(Rows from a figure dataset)

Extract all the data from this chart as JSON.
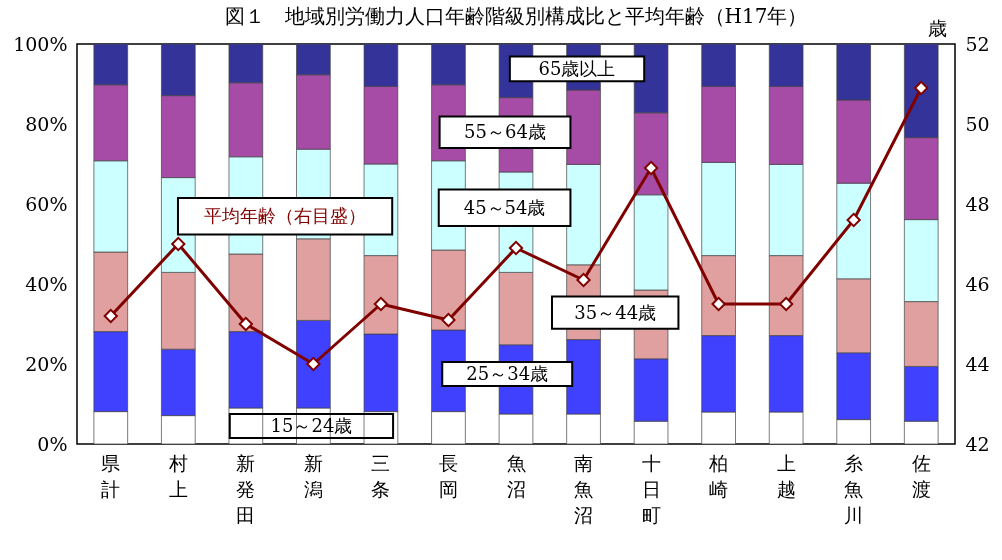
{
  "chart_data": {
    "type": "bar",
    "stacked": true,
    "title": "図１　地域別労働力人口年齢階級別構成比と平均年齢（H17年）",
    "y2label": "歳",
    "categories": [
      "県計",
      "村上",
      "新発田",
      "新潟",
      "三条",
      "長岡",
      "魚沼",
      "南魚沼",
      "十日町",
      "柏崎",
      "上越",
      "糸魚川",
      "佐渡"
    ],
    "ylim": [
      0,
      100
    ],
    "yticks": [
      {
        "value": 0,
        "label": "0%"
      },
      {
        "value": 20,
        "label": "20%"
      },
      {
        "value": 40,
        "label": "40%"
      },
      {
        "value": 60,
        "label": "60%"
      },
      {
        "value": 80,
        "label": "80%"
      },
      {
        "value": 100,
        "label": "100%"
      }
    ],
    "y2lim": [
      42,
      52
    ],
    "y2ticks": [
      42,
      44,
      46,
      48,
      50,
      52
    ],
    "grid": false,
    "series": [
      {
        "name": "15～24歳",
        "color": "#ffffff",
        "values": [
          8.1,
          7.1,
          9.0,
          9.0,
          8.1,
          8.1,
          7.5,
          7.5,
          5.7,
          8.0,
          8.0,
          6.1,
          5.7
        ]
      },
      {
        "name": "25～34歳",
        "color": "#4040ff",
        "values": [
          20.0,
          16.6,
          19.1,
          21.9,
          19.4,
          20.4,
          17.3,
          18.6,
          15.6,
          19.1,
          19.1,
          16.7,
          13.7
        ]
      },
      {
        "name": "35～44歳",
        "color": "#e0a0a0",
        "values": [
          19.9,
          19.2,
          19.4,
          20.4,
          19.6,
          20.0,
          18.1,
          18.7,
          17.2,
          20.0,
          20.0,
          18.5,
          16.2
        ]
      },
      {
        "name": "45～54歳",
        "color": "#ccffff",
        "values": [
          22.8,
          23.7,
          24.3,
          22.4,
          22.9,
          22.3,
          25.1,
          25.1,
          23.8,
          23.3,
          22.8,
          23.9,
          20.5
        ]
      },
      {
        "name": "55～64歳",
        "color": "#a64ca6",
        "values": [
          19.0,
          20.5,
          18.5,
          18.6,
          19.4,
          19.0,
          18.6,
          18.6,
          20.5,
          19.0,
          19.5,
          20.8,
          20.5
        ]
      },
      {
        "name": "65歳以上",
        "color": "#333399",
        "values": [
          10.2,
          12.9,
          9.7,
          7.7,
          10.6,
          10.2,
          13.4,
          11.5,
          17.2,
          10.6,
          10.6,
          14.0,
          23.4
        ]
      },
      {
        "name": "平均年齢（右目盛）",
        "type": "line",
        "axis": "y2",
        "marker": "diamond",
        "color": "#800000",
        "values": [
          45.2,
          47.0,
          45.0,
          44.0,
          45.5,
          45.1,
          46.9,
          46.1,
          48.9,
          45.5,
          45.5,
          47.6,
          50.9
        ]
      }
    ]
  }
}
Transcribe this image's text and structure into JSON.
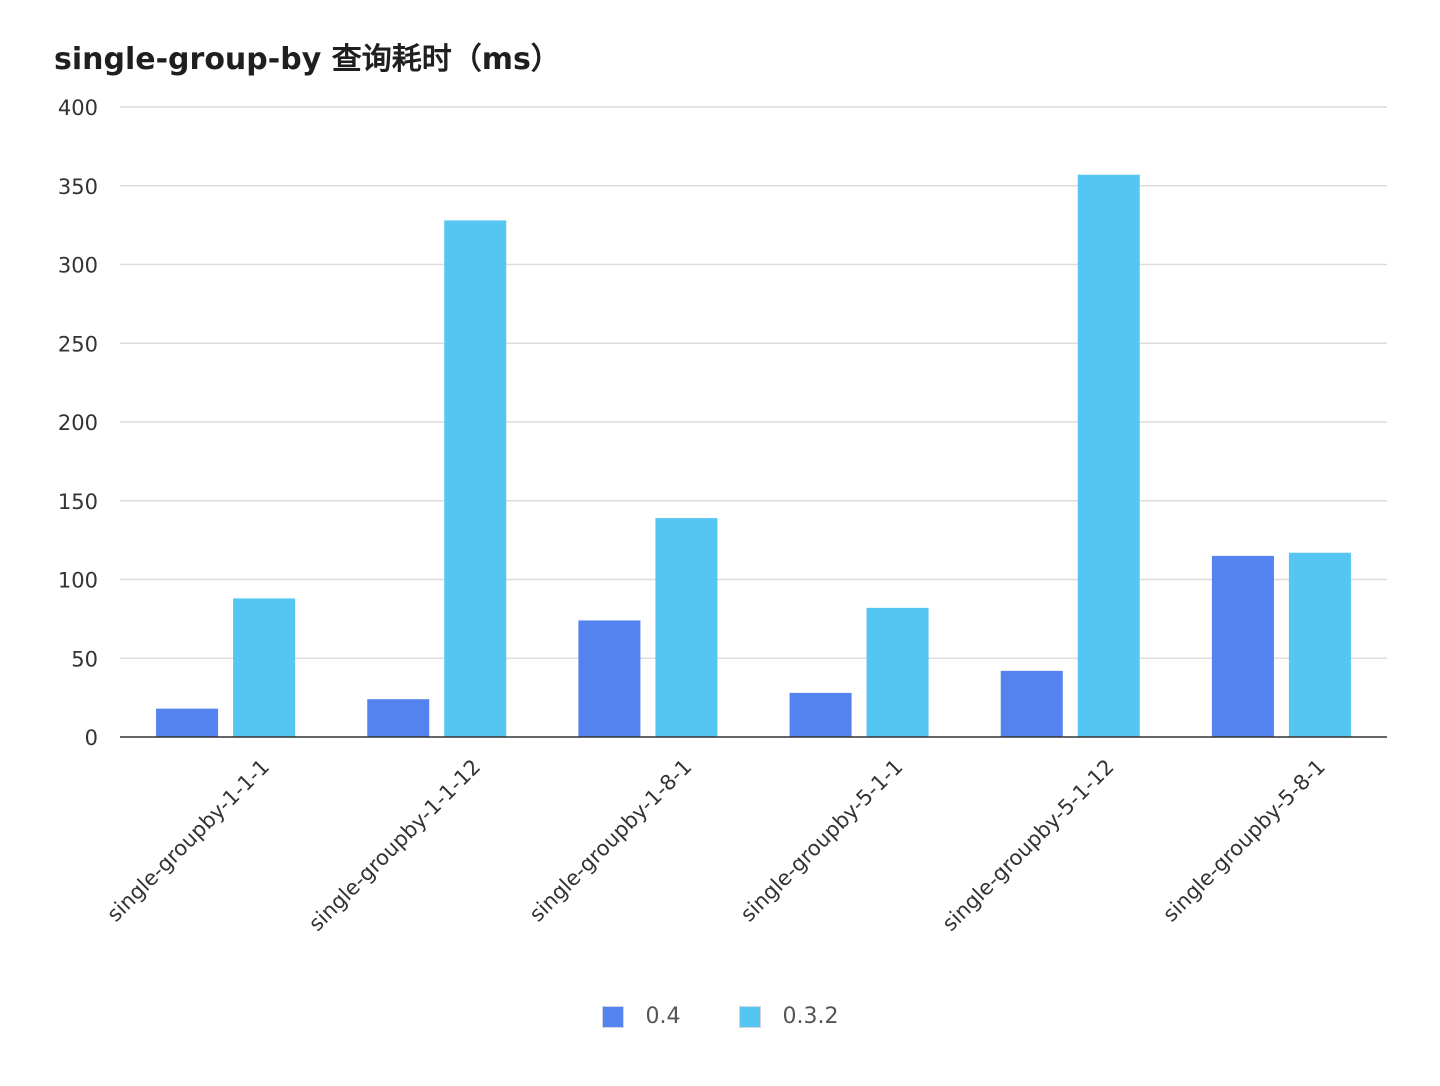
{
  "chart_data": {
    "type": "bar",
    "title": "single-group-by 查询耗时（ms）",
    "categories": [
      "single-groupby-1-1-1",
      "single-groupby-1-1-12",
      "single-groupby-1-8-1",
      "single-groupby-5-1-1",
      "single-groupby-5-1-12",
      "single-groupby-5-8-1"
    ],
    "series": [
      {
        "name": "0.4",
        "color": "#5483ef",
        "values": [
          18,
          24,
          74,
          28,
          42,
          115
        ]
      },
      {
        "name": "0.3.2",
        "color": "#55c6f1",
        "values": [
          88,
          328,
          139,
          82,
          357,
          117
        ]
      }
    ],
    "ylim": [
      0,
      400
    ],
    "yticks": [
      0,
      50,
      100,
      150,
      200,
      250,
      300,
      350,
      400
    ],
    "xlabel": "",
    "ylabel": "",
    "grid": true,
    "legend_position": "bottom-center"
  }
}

▶ **Task description**
Return all lines with the word "this" in them.

▶ **Complete output**
Extract all the data from this chart as JSON.
Transcribe this image's text and structure into JSON.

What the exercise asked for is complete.